▶ **YOUR TASK**:
Transcribe each record exactly. Include every one.

▶ **Rows from a dataset**:
-- Begin --

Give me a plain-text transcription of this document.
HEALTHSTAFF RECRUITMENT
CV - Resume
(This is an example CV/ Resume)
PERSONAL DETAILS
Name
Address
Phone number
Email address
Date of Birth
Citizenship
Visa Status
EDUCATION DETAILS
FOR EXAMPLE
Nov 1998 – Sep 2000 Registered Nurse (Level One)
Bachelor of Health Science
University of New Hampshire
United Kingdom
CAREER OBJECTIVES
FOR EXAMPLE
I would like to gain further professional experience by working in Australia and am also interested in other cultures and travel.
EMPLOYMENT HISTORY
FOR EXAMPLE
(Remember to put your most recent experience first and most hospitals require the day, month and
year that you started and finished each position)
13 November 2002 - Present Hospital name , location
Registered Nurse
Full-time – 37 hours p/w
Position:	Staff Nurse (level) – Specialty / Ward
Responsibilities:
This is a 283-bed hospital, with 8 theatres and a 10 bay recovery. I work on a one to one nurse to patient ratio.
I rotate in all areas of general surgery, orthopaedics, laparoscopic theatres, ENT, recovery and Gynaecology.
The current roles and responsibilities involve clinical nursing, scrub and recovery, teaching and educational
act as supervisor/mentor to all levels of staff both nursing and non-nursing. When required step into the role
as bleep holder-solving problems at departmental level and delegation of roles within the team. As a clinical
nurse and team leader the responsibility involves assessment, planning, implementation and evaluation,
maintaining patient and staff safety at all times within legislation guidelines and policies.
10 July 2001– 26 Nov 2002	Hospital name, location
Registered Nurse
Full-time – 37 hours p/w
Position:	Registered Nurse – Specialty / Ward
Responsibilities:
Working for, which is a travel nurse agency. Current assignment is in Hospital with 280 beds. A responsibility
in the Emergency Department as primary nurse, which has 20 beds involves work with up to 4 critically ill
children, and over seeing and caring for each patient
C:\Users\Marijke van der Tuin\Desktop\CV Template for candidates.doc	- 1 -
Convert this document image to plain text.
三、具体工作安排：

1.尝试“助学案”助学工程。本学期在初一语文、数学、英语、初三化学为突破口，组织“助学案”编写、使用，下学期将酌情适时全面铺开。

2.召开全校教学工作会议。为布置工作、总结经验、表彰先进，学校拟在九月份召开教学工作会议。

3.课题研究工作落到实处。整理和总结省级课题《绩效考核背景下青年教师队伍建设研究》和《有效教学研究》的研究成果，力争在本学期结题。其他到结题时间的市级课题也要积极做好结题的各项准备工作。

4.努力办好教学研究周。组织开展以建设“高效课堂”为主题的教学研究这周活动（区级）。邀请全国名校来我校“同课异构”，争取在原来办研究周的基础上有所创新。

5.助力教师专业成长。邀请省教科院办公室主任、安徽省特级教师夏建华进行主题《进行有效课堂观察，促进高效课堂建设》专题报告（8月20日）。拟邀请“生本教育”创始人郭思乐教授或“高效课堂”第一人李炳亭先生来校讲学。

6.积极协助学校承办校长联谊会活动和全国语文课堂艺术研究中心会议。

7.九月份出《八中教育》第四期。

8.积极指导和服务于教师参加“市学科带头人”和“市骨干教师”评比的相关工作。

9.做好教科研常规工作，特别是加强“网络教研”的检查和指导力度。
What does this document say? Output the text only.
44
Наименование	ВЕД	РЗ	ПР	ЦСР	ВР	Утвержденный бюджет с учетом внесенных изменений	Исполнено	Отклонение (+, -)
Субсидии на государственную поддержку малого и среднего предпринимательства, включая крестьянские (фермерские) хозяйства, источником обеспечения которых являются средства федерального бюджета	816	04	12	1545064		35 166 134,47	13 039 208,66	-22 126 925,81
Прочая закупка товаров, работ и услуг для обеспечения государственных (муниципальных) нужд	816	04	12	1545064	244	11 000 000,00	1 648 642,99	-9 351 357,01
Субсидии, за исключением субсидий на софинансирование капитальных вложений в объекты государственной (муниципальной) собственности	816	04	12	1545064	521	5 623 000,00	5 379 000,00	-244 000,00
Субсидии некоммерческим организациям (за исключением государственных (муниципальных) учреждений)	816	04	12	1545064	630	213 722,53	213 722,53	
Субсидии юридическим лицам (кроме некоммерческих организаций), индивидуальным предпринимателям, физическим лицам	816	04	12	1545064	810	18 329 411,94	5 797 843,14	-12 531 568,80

-- End --

▶ **EXERCISE OUTPUT**:
Give me a plain-text transcription of this document.
HEALTHSTAFF RECRUITMENT
CV - Resume
(This is an example CV/ Resume)
PERSONAL DETAILS
Name
Address
Phone number
Email address
Date of Birth
Citizenship
Visa Status
EDUCATION DETAILS
FOR EXAMPLE
Nov 1998 – Sep 2000 Registered Nurse (Level One)
Bachelor of Health Science
University of New Hampshire
United Kingdom
CAREER OBJECTIVES
FOR EXAMPLE
I would like to gain further professional experience by working in Australia and am also interested in other cultures and travel.
EMPLOYMENT HISTORY
FOR EXAMPLE
(Remember to put your most recent experience first and most hospitals require the day, month and
year that you started and finished each position)
13 November 2002 - Present Hospital name , location
Registered Nurse
Full-time – 37 hours p/w
Position:	Staff Nurse (level) – Specialty / Ward
Responsibilities:
This is a 283-bed hospital, with 8 theatres and a 10 bay recovery. I work on a one to one nurse to patient ratio.
I rotate in all areas of general surgery, orthopaedics, laparoscopic theatres, ENT, recovery and Gynaecology.
The current roles and responsibilities involve clinical nursing, scrub and recovery, teaching and educational
act as supervisor/mentor to all levels of staff both nursing and non-nursing. When required step into the role
as bleep holder-solving problems at departmental level and delegation of roles within the team. As a clinical
nurse and team leader the responsibility involves assessment, planning, implementation and evaluation,
maintaining patient and staff safety at all times within legislation guidelines and policies.
10 July 2001– 26 Nov 2002	Hospital name, location
Registered Nurse
Full-time – 37 hours p/w
Position:	Registered Nurse – Specialty / Ward
Responsibilities:
Working for, which is a travel nurse agency. Current assignment is in Hospital with 280 beds. A responsibility
in the Emergency Department as primary nurse, which has 20 beds involves work with up to 4 critically ill
children, and over seeing and caring for each patient
C:\Users\Marijke van der Tuin\Desktop\CV Template for candidates.doc	- 1 -
Convert this document image to plain text.
三、具体工作安排：

1.尝试“助学案”助学工程。本学期在初一语文、数学、英语、初三化学为突破口，组织“助学案”编写、使用，下学期将酌情适时全面铺开。

2.召开全校教学工作会议。为布置工作、总结经验、表彰先进，学校拟在九月份召开教学工作会议。

3.课题研究工作落到实处。整理和总结省级课题《绩效考核背景下青年教师队伍建设研究》和《有效教学研究》的研究成果，力争在本学期结题。其他到结题时间的市级课题也要积极做好结题的各项准备工作。

4.努力办好教学研究周。组织开展以建设“高效课堂”为主题的教学研究这周活动（区级）。邀请全国名校来我校“同课异构”，争取在原来办研究周的基础上有所创新。

5.助力教师专业成长。邀请省教科院办公室主任、安徽省特级教师夏建华进行主题《进行有效课堂观察，促进高效课堂建设》专题报告（8月20日）。拟邀请“生本教育”创始人郭思乐教授或“高效课堂”第一人李炳亭先生来校讲学。

6.积极协助学校承办校长联谊会活动和全国语文课堂艺术研究中心会议。

7.九月份出《八中教育》第四期。

8.积极指导和服务于教师参加“市学科带头人”和“市骨干教师”评比的相关工作。

9.做好教科研常规工作，特别是加强“网络教研”的检查和指导力度。
What does this document say? Output the text only.
44
Наименование	ВЕД	РЗ	ПР	ЦСР	ВР	Утвержденный бюджет с учетом внесенных изменений	Исполнено	Отклонение (+, -)
Субсидии на государственную поддержку малого и среднего предпринимательства, включая крестьянские (фермерские) хозяйства, источником обеспечения которых являются средства федерального бюджета	816	04	12	1545064		35 166 134,47	13 039 208,66	-22 126 925,81
Прочая закупка товаров, работ и услуг для обеспечения государственных (муниципальных) нужд	816	04	12	1545064	244	11 000 000,00	1 648 642,99	-9 351 357,01
Субсидии, за исключением субсидий на софинансирование капитальных вложений в объекты государственной (муниципальной) собственности	816	04	12	1545064	521	5 623 000,00	5 379 000,00	-244 000,00
Субсидии некоммерческим организациям (за исключением государственных (муниципальных) учреждений)	816	04	12	1545064	630	213 722,53	213 722,53	
Субсидии юридическим лицам (кроме некоммерческих организаций), индивидуальным предпринимателям, физическим лицам	816	04	12	1545064	810	18 329 411,94	5 797 843,14	-12 531 568,80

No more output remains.